THE DATA »
[BEGIN]

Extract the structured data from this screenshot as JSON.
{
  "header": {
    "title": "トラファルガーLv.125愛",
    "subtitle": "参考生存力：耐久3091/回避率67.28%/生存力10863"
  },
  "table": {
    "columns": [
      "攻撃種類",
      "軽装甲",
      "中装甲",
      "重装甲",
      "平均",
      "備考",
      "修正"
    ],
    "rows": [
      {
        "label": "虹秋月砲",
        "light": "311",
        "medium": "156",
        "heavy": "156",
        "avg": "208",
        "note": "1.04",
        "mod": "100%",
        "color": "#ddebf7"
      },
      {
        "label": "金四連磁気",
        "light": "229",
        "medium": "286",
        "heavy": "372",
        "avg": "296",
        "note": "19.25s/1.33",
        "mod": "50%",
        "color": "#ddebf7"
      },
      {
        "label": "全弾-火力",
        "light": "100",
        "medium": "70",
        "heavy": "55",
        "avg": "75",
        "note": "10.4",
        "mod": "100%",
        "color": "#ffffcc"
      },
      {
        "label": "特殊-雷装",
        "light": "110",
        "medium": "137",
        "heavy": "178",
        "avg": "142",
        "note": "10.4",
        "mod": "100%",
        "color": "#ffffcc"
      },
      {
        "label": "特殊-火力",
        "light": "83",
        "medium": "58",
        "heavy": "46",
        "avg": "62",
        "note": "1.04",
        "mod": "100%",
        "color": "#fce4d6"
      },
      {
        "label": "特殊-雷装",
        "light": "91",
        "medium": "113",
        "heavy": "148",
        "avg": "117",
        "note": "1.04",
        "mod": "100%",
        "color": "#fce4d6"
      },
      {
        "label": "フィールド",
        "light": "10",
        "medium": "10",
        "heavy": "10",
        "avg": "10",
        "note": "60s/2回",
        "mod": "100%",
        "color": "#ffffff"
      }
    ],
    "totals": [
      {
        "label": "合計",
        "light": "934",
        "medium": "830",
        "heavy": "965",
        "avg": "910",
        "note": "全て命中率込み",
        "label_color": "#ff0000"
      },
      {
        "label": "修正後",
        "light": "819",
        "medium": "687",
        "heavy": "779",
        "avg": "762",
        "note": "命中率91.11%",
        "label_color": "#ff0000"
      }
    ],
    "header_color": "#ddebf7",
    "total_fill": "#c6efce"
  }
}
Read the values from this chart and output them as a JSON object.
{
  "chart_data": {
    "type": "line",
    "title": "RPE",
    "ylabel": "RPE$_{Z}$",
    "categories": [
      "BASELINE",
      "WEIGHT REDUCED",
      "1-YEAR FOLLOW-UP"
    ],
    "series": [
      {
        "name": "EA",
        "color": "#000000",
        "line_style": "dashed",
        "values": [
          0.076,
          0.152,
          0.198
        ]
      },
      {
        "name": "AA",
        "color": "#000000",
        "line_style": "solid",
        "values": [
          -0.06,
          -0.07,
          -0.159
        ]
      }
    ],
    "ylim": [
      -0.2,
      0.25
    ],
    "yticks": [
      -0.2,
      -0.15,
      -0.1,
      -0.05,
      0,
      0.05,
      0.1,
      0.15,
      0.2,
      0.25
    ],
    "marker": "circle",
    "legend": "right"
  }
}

[END]

DIRECTION » Set out the complete listing exactly as shown.

TASK ANSWER »
Extract the structured data from this screenshot as JSON.
{
  "header": {
    "title": "トラファルガーLv.125愛",
    "subtitle": "参考生存力：耐久3091/回避率67.28%/生存力10863"
  },
  "table": {
    "columns": [
      "攻撃種類",
      "軽装甲",
      "中装甲",
      "重装甲",
      "平均",
      "備考",
      "修正"
    ],
    "rows": [
      {
        "label": "虹秋月砲",
        "light": "311",
        "medium": "156",
        "heavy": "156",
        "avg": "208",
        "note": "1.04",
        "mod": "100%",
        "color": "#ddebf7"
      },
      {
        "label": "金四連磁気",
        "light": "229",
        "medium": "286",
        "heavy": "372",
        "avg": "296",
        "note": "19.25s/1.33",
        "mod": "50%",
        "color": "#ddebf7"
      },
      {
        "label": "全弾-火力",
        "light": "100",
        "medium": "70",
        "heavy": "55",
        "avg": "75",
        "note": "10.4",
        "mod": "100%",
        "color": "#ffffcc"
      },
      {
        "label": "特殊-雷装",
        "light": "110",
        "medium": "137",
        "heavy": "178",
        "avg": "142",
        "note": "10.4",
        "mod": "100%",
        "color": "#ffffcc"
      },
      {
        "label": "特殊-火力",
        "light": "83",
        "medium": "58",
        "heavy": "46",
        "avg": "62",
        "note": "1.04",
        "mod": "100%",
        "color": "#fce4d6"
      },
      {
        "label": "特殊-雷装",
        "light": "91",
        "medium": "113",
        "heavy": "148",
        "avg": "117",
        "note": "1.04",
        "mod": "100%",
        "color": "#fce4d6"
      },
      {
        "label": "フィールド",
        "light": "10",
        "medium": "10",
        "heavy": "10",
        "avg": "10",
        "note": "60s/2回",
        "mod": "100%",
        "color": "#ffffff"
      }
    ],
    "totals": [
      {
        "label": "合計",
        "light": "934",
        "medium": "830",
        "heavy": "965",
        "avg": "910",
        "note": "全て命中率込み",
        "label_color": "#ff0000"
      },
      {
        "label": "修正後",
        "light": "819",
        "medium": "687",
        "heavy": "779",
        "avg": "762",
        "note": "命中率91.11%",
        "label_color": "#ff0000"
      }
    ],
    "header_color": "#ddebf7",
    "total_fill": "#c6efce"
  }
}
Read the values from this chart and output them as a JSON object.
{
  "chart_data": {
    "type": "line",
    "title": "RPE",
    "ylabel": "RPE$_{Z}$",
    "categories": [
      "BASELINE",
      "WEIGHT REDUCED",
      "1-YEAR FOLLOW-UP"
    ],
    "series": [
      {
        "name": "EA",
        "color": "#000000",
        "line_style": "dashed",
        "values": [
          0.076,
          0.152,
          0.198
        ]
      },
      {
        "name": "AA",
        "color": "#000000",
        "line_style": "solid",
        "values": [
          -0.06,
          -0.07,
          -0.159
        ]
      }
    ],
    "ylim": [
      -0.2,
      0.25
    ],
    "yticks": [
      -0.2,
      -0.15,
      -0.1,
      -0.05,
      0,
      0.05,
      0.1,
      0.15,
      0.2,
      0.25
    ],
    "marker": "circle",
    "legend": "right"
  }
}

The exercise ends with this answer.